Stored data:
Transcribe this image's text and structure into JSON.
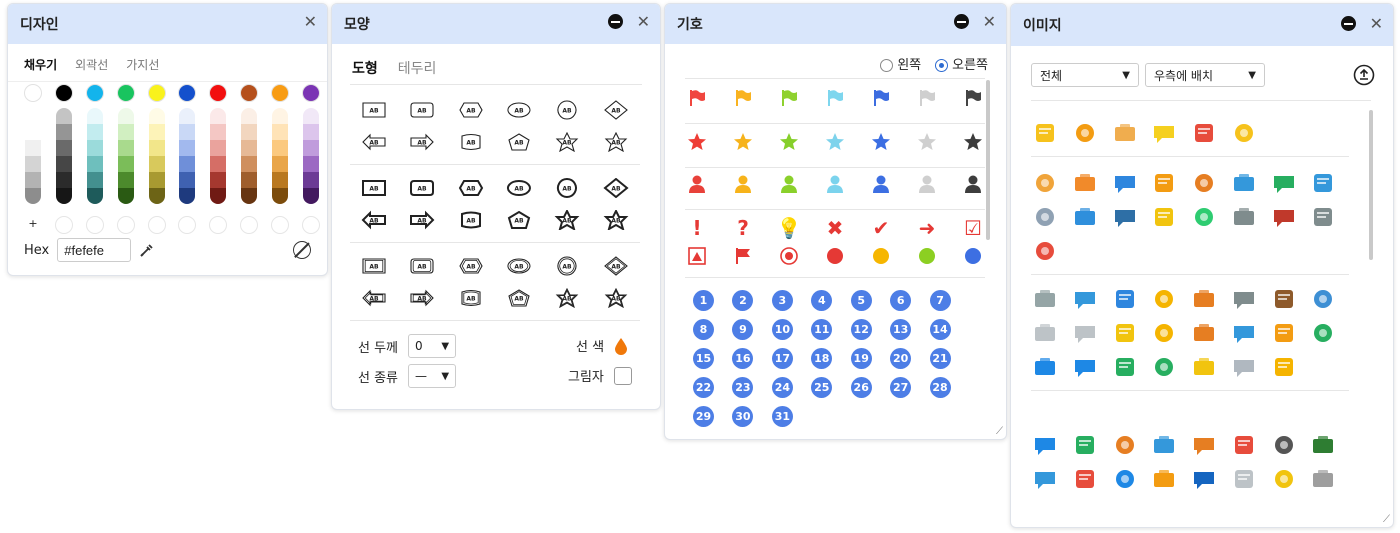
{
  "design": {
    "title": "디자인",
    "close": "✕",
    "tabs": [
      "채우기",
      "외곽선",
      "가지선"
    ],
    "palette": [
      {
        "dot": "#ffffff",
        "bar": [
          "#f0f0f0",
          "#d4d4d4",
          "#b3b3b3",
          "#8d8d8d"
        ]
      },
      {
        "dot": "#000000",
        "bar": [
          "#c4c4c4",
          "#959595",
          "#6a6a6a",
          "#464646",
          "#2b2b2b",
          "#161616"
        ]
      },
      {
        "dot": "#13b4ec",
        "bar": [
          "#e9f8fb",
          "#c2ecef",
          "#9bdbdb",
          "#6ebfbd",
          "#43908f",
          "#1e5b5b"
        ]
      },
      {
        "dot": "#19c45f",
        "bar": [
          "#eef9e9",
          "#d1efc1",
          "#a9da8d",
          "#7bbd59",
          "#4c8a2c",
          "#2a5a13"
        ]
      },
      {
        "dot": "#f9f21c",
        "bar": [
          "#fffbe6",
          "#fdf3b8",
          "#f2e68a",
          "#d8c95c",
          "#a89a31",
          "#6d6416"
        ]
      },
      {
        "dot": "#1450cc",
        "bar": [
          "#eaf0fb",
          "#c9d8f6",
          "#a2b9ee",
          "#6f8fd9",
          "#3f61b1",
          "#1e3a7e"
        ]
      },
      {
        "dot": "#f20f0f",
        "bar": [
          "#fbe9e9",
          "#f4c7c4",
          "#eaa39d",
          "#d56e66",
          "#a5382f",
          "#701a14"
        ]
      },
      {
        "dot": "#b5501c",
        "bar": [
          "#fbefe6",
          "#f2d6bf",
          "#e6b996",
          "#cf8f5e",
          "#9f5e2c",
          "#673511"
        ]
      },
      {
        "dot": "#f89c14",
        "bar": [
          "#fff4e4",
          "#ffe3b7",
          "#fbc97f",
          "#e9a548",
          "#b9781f",
          "#7c4c0c"
        ]
      },
      {
        "dot": "#7b35b4",
        "bar": [
          "#f1e8f7",
          "#dcc5ec",
          "#c09cdc",
          "#9c69c3",
          "#6c3a95",
          "#43195f"
        ]
      }
    ],
    "custom_plus": "+",
    "hex_label": "Hex",
    "hex_value": "#fefefe"
  },
  "shape": {
    "title": "모양",
    "tabs": [
      "도형",
      "테두리"
    ],
    "line_width_label": "선 두께",
    "line_width_value": "0",
    "line_type_label": "선 종류",
    "line_type_value": "—",
    "line_color_label": "선 색",
    "shadow_label": "그림자",
    "shape_text": "AB"
  },
  "symbol": {
    "title": "기호",
    "radio_left": "왼쪽",
    "radio_right": "오른쪽",
    "accent": "#2d6bd1",
    "flag_colors": [
      "#f0463f",
      "#f9b320",
      "#8fd12f",
      "#7ed6ee",
      "#3d6de0",
      "#cfcfcf",
      "#444444"
    ],
    "star_colors": [
      "#ee3d35",
      "#f6b31c",
      "#86cf2b",
      "#7ed3ec",
      "#3b6ee3",
      "#cfcfcf",
      "#3c3c3c"
    ],
    "person_colors": [
      "#e8413a",
      "#f7b31a",
      "#8ad02b",
      "#7bd3ed",
      "#3d6fe2",
      "#cfcfcf",
      "#3d3d3d"
    ],
    "misc1": [
      "!",
      "?",
      "💡",
      "✖",
      "✔",
      "➜",
      "☑"
    ],
    "misc1_colors": [
      "#e53935",
      "#e53935",
      "#f0a000",
      "#e53935",
      "#e53935",
      "#e53935",
      "#e53935"
    ],
    "misc2_colors": [
      "#e53935",
      "#e53935",
      "#e53935",
      "#e53935",
      "#f6b600",
      "#8ccf22",
      "#3d6fe2"
    ],
    "numbers": [
      "1",
      "2",
      "3",
      "4",
      "5",
      "6",
      "7",
      "8",
      "9",
      "10",
      "11",
      "12",
      "13",
      "14",
      "15",
      "16",
      "17",
      "18",
      "19",
      "20",
      "21",
      "22",
      "23",
      "24",
      "25",
      "26",
      "27",
      "28",
      "29",
      "30",
      "31"
    ]
  },
  "image": {
    "title": "이미지",
    "filter_value": "전체",
    "position_value": "우측에 배치",
    "groups": [
      [
        "#f6c21c",
        "#f39c12",
        "#f0ad4e",
        "#f5d020",
        "#e74c3c",
        "#f6c21c"
      ],
      [
        "#f0a43a",
        "#f18a2a",
        "#2e86de",
        "#f39c12",
        "#e67e22",
        "#3498db",
        "#27ae60",
        "#3498db",
        "#8fa1b3",
        "#2f8fdc",
        "#2e6fa6",
        "#f1c40f",
        "#2ecc71",
        "#7f8c8d",
        "#c0392b",
        "#7f8c8d",
        "#e74c3c"
      ],
      [
        "#95a5a6",
        "#3498db",
        "#2e86de",
        "#f5b400",
        "#e67e22",
        "#7f8c8d",
        "#8e5a2b",
        "#3d8fd4",
        "#bdc3c7",
        "#bdc3c7",
        "#f1c40f",
        "#f5b400",
        "#e67e22",
        "#3498db",
        "#f39c12",
        "#27ae60",
        "#1e88e5",
        "#1e88e5",
        "#27ae60",
        "#27ae60",
        "#f1c40f",
        "#b0b8c0",
        "#f5b400"
      ],
      [
        "#1e88e5",
        "#27ae60",
        "#e67e22",
        "#3498db",
        "#e67e22",
        "#e74c3c",
        "#555555",
        "#2e7d32",
        "#3498db",
        "#e74c3c",
        "#1e88e5",
        "#f39c12",
        "#1565c0",
        "#bdc3c7",
        "#f1c40f",
        "#9e9e9e"
      ]
    ]
  }
}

Exercise goal: Go through the listing above and write it out again exactly, dropping the pictures.

Answer:
Transcribe this image's text and structure into JSON.
{
  "design": {
    "title": "디자인",
    "close": "✕",
    "tabs": [
      "채우기",
      "외곽선",
      "가지선"
    ],
    "palette": [
      {
        "dot": "#ffffff",
        "bar": [
          "#f0f0f0",
          "#d4d4d4",
          "#b3b3b3",
          "#8d8d8d"
        ]
      },
      {
        "dot": "#000000",
        "bar": [
          "#c4c4c4",
          "#959595",
          "#6a6a6a",
          "#464646",
          "#2b2b2b",
          "#161616"
        ]
      },
      {
        "dot": "#13b4ec",
        "bar": [
          "#e9f8fb",
          "#c2ecef",
          "#9bdbdb",
          "#6ebfbd",
          "#43908f",
          "#1e5b5b"
        ]
      },
      {
        "dot": "#19c45f",
        "bar": [
          "#eef9e9",
          "#d1efc1",
          "#a9da8d",
          "#7bbd59",
          "#4c8a2c",
          "#2a5a13"
        ]
      },
      {
        "dot": "#f9f21c",
        "bar": [
          "#fffbe6",
          "#fdf3b8",
          "#f2e68a",
          "#d8c95c",
          "#a89a31",
          "#6d6416"
        ]
      },
      {
        "dot": "#1450cc",
        "bar": [
          "#eaf0fb",
          "#c9d8f6",
          "#a2b9ee",
          "#6f8fd9",
          "#3f61b1",
          "#1e3a7e"
        ]
      },
      {
        "dot": "#f20f0f",
        "bar": [
          "#fbe9e9",
          "#f4c7c4",
          "#eaa39d",
          "#d56e66",
          "#a5382f",
          "#701a14"
        ]
      },
      {
        "dot": "#b5501c",
        "bar": [
          "#fbefe6",
          "#f2d6bf",
          "#e6b996",
          "#cf8f5e",
          "#9f5e2c",
          "#673511"
        ]
      },
      {
        "dot": "#f89c14",
        "bar": [
          "#fff4e4",
          "#ffe3b7",
          "#fbc97f",
          "#e9a548",
          "#b9781f",
          "#7c4c0c"
        ]
      },
      {
        "dot": "#7b35b4",
        "bar": [
          "#f1e8f7",
          "#dcc5ec",
          "#c09cdc",
          "#9c69c3",
          "#6c3a95",
          "#43195f"
        ]
      }
    ],
    "custom_plus": "+",
    "hex_label": "Hex",
    "hex_value": "#fefefe"
  },
  "shape": {
    "title": "모양",
    "tabs": [
      "도형",
      "테두리"
    ],
    "line_width_label": "선 두께",
    "line_width_value": "0",
    "line_type_label": "선 종류",
    "line_type_value": "—",
    "line_color_label": "선 색",
    "shadow_label": "그림자",
    "shape_text": "AB"
  },
  "symbol": {
    "title": "기호",
    "radio_left": "왼쪽",
    "radio_right": "오른쪽",
    "accent": "#2d6bd1",
    "flag_colors": [
      "#f0463f",
      "#f9b320",
      "#8fd12f",
      "#7ed6ee",
      "#3d6de0",
      "#cfcfcf",
      "#444444"
    ],
    "star_colors": [
      "#ee3d35",
      "#f6b31c",
      "#86cf2b",
      "#7ed3ec",
      "#3b6ee3",
      "#cfcfcf",
      "#3c3c3c"
    ],
    "person_colors": [
      "#e8413a",
      "#f7b31a",
      "#8ad02b",
      "#7bd3ed",
      "#3d6fe2",
      "#cfcfcf",
      "#3d3d3d"
    ],
    "misc1": [
      "!",
      "?",
      "💡",
      "✖",
      "✔",
      "➜",
      "☑"
    ],
    "misc1_colors": [
      "#e53935",
      "#e53935",
      "#f0a000",
      "#e53935",
      "#e53935",
      "#e53935",
      "#e53935"
    ],
    "misc2_colors": [
      "#e53935",
      "#e53935",
      "#e53935",
      "#e53935",
      "#f6b600",
      "#8ccf22",
      "#3d6fe2"
    ],
    "numbers": [
      "1",
      "2",
      "3",
      "4",
      "5",
      "6",
      "7",
      "8",
      "9",
      "10",
      "11",
      "12",
      "13",
      "14",
      "15",
      "16",
      "17",
      "18",
      "19",
      "20",
      "21",
      "22",
      "23",
      "24",
      "25",
      "26",
      "27",
      "28",
      "29",
      "30",
      "31"
    ]
  },
  "image": {
    "title": "이미지",
    "filter_value": "전체",
    "position_value": "우측에 배치",
    "groups": [
      [
        "#f6c21c",
        "#f39c12",
        "#f0ad4e",
        "#f5d020",
        "#e74c3c",
        "#f6c21c"
      ],
      [
        "#f0a43a",
        "#f18a2a",
        "#2e86de",
        "#f39c12",
        "#e67e22",
        "#3498db",
        "#27ae60",
        "#3498db",
        "#8fa1b3",
        "#2f8fdc",
        "#2e6fa6",
        "#f1c40f",
        "#2ecc71",
        "#7f8c8d",
        "#c0392b",
        "#7f8c8d",
        "#e74c3c"
      ],
      [
        "#95a5a6",
        "#3498db",
        "#2e86de",
        "#f5b400",
        "#e67e22",
        "#7f8c8d",
        "#8e5a2b",
        "#3d8fd4",
        "#bdc3c7",
        "#bdc3c7",
        "#f1c40f",
        "#f5b400",
        "#e67e22",
        "#3498db",
        "#f39c12",
        "#27ae60",
        "#1e88e5",
        "#1e88e5",
        "#27ae60",
        "#27ae60",
        "#f1c40f",
        "#b0b8c0",
        "#f5b400"
      ],
      [
        "#1e88e5",
        "#27ae60",
        "#e67e22",
        "#3498db",
        "#e67e22",
        "#e74c3c",
        "#555555",
        "#2e7d32",
        "#3498db",
        "#e74c3c",
        "#1e88e5",
        "#f39c12",
        "#1565c0",
        "#bdc3c7",
        "#f1c40f",
        "#9e9e9e"
      ]
    ]
  }
}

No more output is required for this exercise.